### STATED PROBLEM:
Extract every line of the material that holds the string "costs".

(Entries with figure data)
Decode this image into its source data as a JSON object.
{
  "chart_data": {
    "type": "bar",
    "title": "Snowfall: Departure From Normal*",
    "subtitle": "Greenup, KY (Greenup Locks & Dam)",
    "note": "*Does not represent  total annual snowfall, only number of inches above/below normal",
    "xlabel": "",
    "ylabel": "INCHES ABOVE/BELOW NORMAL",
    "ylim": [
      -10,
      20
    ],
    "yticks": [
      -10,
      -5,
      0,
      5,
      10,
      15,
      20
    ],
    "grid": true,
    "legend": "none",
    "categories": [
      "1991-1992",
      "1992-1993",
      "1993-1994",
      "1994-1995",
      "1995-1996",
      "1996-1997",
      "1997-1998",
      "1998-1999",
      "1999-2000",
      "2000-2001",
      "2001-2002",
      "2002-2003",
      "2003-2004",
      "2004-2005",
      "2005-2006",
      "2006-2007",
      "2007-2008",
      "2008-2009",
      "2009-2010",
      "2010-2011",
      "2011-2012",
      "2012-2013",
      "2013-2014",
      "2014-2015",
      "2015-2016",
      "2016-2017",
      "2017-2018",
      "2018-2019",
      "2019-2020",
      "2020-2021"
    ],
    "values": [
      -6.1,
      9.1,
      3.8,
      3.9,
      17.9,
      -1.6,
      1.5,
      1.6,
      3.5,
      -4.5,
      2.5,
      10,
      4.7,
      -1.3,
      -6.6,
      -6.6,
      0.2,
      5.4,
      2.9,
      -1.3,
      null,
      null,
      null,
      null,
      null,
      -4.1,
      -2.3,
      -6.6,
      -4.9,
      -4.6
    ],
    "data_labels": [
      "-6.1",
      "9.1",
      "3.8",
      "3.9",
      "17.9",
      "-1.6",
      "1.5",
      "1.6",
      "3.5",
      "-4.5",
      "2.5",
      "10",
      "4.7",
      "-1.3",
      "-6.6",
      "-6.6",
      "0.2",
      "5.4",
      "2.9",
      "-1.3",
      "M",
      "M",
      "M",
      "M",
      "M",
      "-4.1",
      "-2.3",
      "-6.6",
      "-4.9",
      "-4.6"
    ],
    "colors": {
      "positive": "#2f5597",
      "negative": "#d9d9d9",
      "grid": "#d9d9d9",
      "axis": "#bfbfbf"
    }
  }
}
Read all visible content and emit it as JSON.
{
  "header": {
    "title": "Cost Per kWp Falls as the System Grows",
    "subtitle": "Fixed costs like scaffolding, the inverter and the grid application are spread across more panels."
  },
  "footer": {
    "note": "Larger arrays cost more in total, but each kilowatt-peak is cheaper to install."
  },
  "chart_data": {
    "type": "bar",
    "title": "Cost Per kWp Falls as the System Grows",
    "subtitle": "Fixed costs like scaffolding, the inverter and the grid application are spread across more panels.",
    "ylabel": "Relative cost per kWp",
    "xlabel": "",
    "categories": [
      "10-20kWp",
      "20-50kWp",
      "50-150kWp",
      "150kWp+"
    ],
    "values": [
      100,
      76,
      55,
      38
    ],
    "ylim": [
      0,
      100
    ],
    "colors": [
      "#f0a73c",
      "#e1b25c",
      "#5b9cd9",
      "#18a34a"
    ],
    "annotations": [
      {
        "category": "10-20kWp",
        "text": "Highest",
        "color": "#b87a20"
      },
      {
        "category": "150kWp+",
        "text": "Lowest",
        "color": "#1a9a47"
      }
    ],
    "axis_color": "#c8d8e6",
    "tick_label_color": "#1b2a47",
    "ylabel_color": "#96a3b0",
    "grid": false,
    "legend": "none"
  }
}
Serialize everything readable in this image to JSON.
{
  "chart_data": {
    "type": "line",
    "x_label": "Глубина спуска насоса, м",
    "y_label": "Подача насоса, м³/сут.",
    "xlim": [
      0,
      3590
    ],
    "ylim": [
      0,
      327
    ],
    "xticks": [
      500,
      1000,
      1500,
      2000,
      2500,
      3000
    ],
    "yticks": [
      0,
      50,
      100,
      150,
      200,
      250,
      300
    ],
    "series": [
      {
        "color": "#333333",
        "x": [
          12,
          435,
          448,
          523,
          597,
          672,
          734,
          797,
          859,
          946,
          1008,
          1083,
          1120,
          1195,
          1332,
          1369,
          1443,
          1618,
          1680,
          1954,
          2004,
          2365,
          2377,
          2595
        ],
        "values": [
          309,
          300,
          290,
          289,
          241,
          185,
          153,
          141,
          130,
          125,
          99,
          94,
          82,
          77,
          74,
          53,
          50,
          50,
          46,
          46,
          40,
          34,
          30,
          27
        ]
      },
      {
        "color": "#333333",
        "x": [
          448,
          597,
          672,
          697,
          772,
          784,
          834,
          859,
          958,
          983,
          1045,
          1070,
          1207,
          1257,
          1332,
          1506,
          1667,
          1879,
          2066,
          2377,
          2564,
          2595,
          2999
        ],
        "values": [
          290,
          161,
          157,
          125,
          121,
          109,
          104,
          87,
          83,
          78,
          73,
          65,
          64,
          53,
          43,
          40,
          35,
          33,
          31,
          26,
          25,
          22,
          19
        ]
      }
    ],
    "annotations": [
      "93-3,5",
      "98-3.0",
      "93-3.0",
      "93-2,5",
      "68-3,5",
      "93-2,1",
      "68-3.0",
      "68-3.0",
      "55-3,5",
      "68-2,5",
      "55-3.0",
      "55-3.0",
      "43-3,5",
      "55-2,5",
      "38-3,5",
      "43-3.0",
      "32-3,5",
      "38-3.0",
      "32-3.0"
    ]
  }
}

### RESPONSE TO THE TASK:
    "subtitle": "Fixed costs like scaffolding, the inverter and the grid application are spread across more panels."
    "subtitle": "Fixed costs like scaffolding, the inverter and the grid application are spread across more panels.",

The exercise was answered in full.